Task to complete:
Read through the records below and copy each line that uses the word "this".

Rows from a figure dataset:
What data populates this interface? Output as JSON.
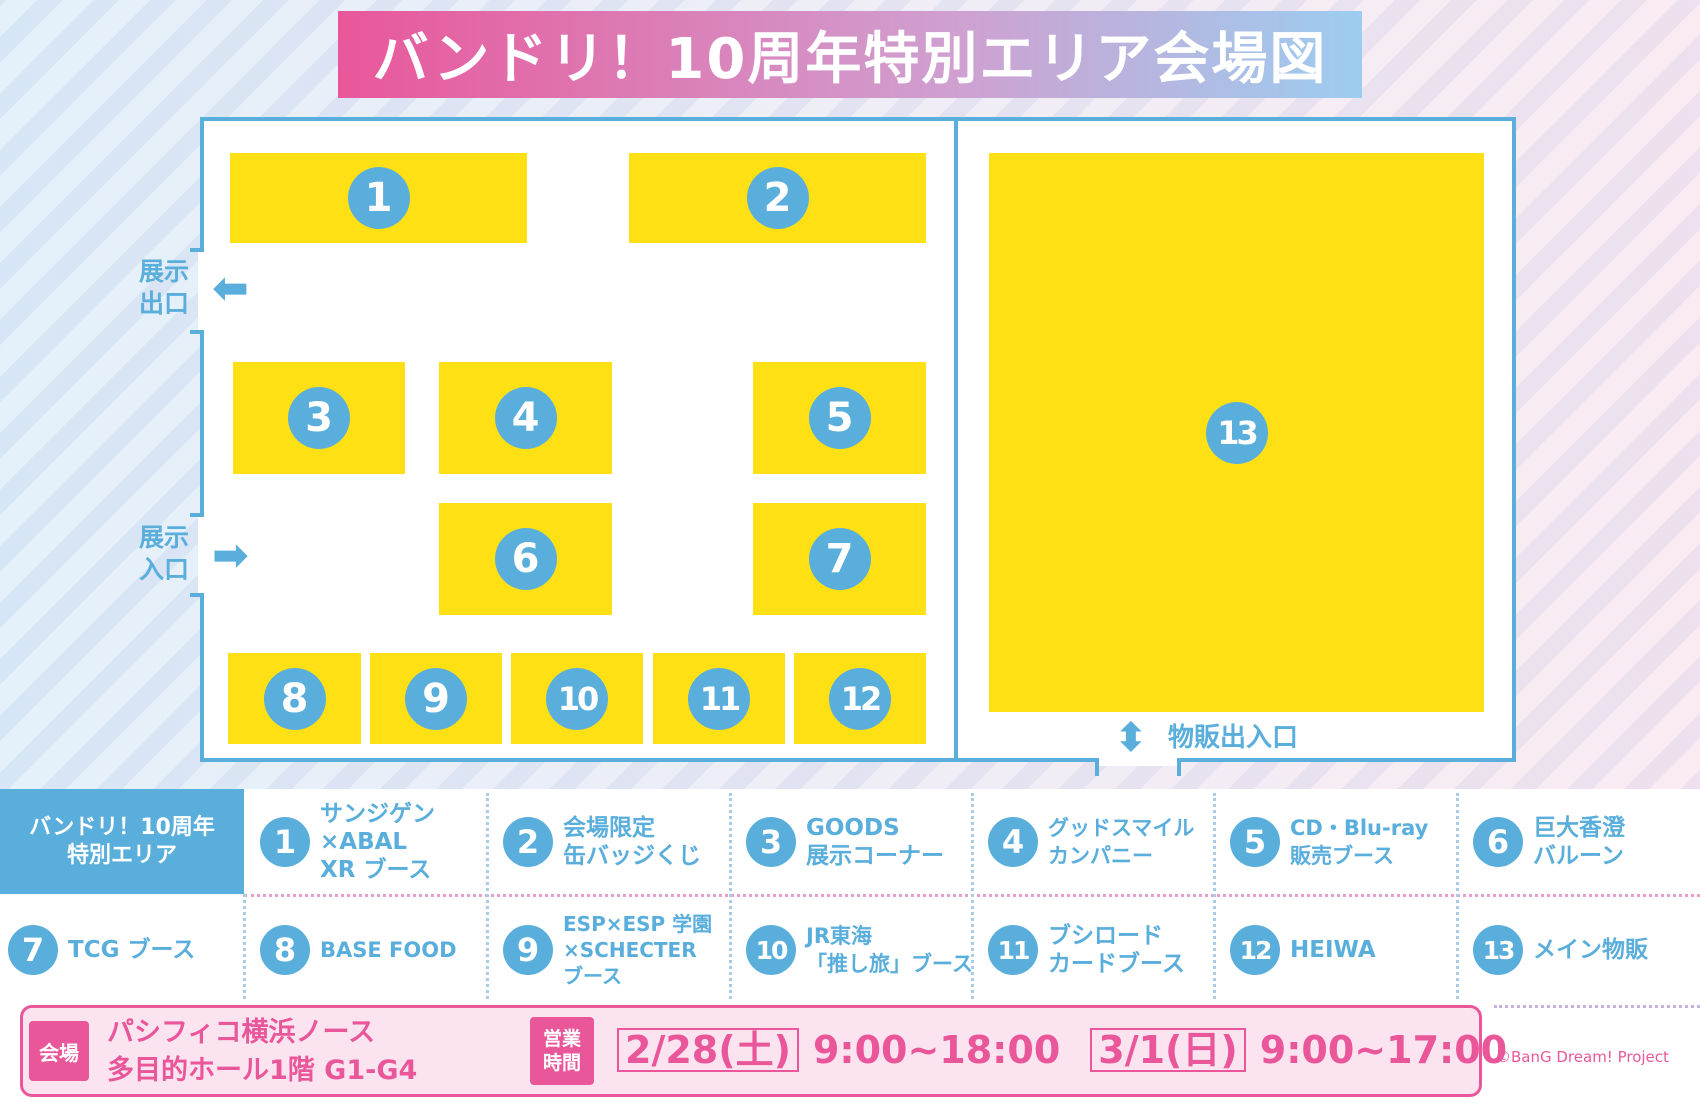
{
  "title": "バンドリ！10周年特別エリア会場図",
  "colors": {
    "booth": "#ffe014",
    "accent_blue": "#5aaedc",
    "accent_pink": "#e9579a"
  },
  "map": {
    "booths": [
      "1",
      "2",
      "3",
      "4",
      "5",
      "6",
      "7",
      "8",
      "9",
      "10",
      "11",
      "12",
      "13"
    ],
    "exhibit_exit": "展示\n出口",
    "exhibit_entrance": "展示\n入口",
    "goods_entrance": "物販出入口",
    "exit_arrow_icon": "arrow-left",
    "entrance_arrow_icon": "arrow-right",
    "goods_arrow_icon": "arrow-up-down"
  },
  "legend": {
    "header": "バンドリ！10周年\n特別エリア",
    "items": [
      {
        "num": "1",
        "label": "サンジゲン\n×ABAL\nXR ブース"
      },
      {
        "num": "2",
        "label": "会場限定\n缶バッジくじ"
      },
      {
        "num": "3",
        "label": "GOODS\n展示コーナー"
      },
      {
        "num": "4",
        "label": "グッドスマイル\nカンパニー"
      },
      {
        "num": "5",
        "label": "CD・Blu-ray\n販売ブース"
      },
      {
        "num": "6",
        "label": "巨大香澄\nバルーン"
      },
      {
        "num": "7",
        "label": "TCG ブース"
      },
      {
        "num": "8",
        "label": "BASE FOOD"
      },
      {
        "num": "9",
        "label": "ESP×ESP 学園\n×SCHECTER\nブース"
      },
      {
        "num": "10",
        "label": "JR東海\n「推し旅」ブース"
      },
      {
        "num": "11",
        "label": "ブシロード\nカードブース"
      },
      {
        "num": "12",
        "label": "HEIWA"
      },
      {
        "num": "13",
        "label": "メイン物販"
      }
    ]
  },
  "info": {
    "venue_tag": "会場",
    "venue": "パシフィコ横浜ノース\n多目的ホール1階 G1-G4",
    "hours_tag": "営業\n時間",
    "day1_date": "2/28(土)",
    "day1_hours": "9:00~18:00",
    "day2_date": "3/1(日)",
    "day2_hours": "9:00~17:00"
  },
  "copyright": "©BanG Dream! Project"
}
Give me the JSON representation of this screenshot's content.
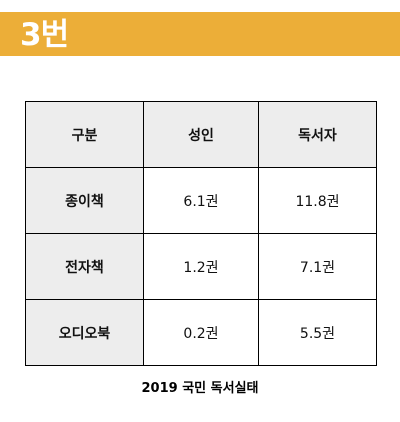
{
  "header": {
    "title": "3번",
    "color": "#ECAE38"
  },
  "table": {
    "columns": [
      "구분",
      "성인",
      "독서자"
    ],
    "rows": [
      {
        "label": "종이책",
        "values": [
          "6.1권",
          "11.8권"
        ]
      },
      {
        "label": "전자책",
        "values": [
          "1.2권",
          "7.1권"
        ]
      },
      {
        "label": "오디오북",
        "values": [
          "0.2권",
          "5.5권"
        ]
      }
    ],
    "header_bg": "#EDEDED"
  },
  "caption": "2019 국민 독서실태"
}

Written solution:
What data populates this interface? Output as JSON.
Give me the JSON representation of this screenshot's content.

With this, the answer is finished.